======== Dataset ========

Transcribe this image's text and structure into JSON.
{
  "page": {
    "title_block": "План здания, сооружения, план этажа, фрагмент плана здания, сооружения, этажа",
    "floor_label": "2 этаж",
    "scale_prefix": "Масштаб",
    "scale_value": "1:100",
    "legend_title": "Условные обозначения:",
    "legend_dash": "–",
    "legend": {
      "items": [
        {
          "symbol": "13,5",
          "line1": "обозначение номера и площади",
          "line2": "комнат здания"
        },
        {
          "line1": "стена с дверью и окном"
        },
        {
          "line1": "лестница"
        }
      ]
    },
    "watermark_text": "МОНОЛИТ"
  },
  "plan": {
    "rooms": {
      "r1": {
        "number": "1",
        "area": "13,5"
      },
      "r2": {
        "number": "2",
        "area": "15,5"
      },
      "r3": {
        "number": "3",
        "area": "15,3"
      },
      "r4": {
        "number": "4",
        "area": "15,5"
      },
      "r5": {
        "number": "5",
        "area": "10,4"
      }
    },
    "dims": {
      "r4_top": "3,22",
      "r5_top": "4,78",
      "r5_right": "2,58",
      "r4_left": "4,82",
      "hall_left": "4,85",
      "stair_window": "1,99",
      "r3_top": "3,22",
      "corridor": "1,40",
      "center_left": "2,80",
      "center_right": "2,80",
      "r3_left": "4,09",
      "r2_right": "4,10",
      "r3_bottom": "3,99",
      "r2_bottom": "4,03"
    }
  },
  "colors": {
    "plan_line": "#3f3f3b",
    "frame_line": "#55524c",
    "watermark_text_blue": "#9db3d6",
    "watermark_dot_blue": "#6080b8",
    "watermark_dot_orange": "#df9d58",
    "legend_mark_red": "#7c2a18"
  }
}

========

◆ **Do this**
Using the data above, repeat every line exactly.

◆ **Solution to the problem**
Transcribe this image's text and structure into JSON.
{
  "page": {
    "title_block": "План здания, сооружения, план этажа, фрагмент плана здания, сооружения, этажа",
    "floor_label": "2 этаж",
    "scale_prefix": "Масштаб",
    "scale_value": "1:100",
    "legend_title": "Условные обозначения:",
    "legend_dash": "–",
    "legend": {
      "items": [
        {
          "symbol": "13,5",
          "line1": "обозначение номера и площади",
          "line2": "комнат здания"
        },
        {
          "line1": "стена с дверью и окном"
        },
        {
          "line1": "лестница"
        }
      ]
    },
    "watermark_text": "МОНОЛИТ"
  },
  "plan": {
    "rooms": {
      "r1": {
        "number": "1",
        "area": "13,5"
      },
      "r2": {
        "number": "2",
        "area": "15,5"
      },
      "r3": {
        "number": "3",
        "area": "15,3"
      },
      "r4": {
        "number": "4",
        "area": "15,5"
      },
      "r5": {
        "number": "5",
        "area": "10,4"
      }
    },
    "dims": {
      "r4_top": "3,22",
      "r5_top": "4,78",
      "r5_right": "2,58",
      "r4_left": "4,82",
      "hall_left": "4,85",
      "stair_window": "1,99",
      "r3_top": "3,22",
      "corridor": "1,40",
      "center_left": "2,80",
      "center_right": "2,80",
      "r3_left": "4,09",
      "r2_right": "4,10",
      "r3_bottom": "3,99",
      "r2_bottom": "4,03"
    }
  },
  "colors": {
    "plan_line": "#3f3f3b",
    "frame_line": "#55524c",
    "watermark_text_blue": "#9db3d6",
    "watermark_dot_blue": "#6080b8",
    "watermark_dot_orange": "#df9d58",
    "legend_mark_red": "#7c2a18"
  }
}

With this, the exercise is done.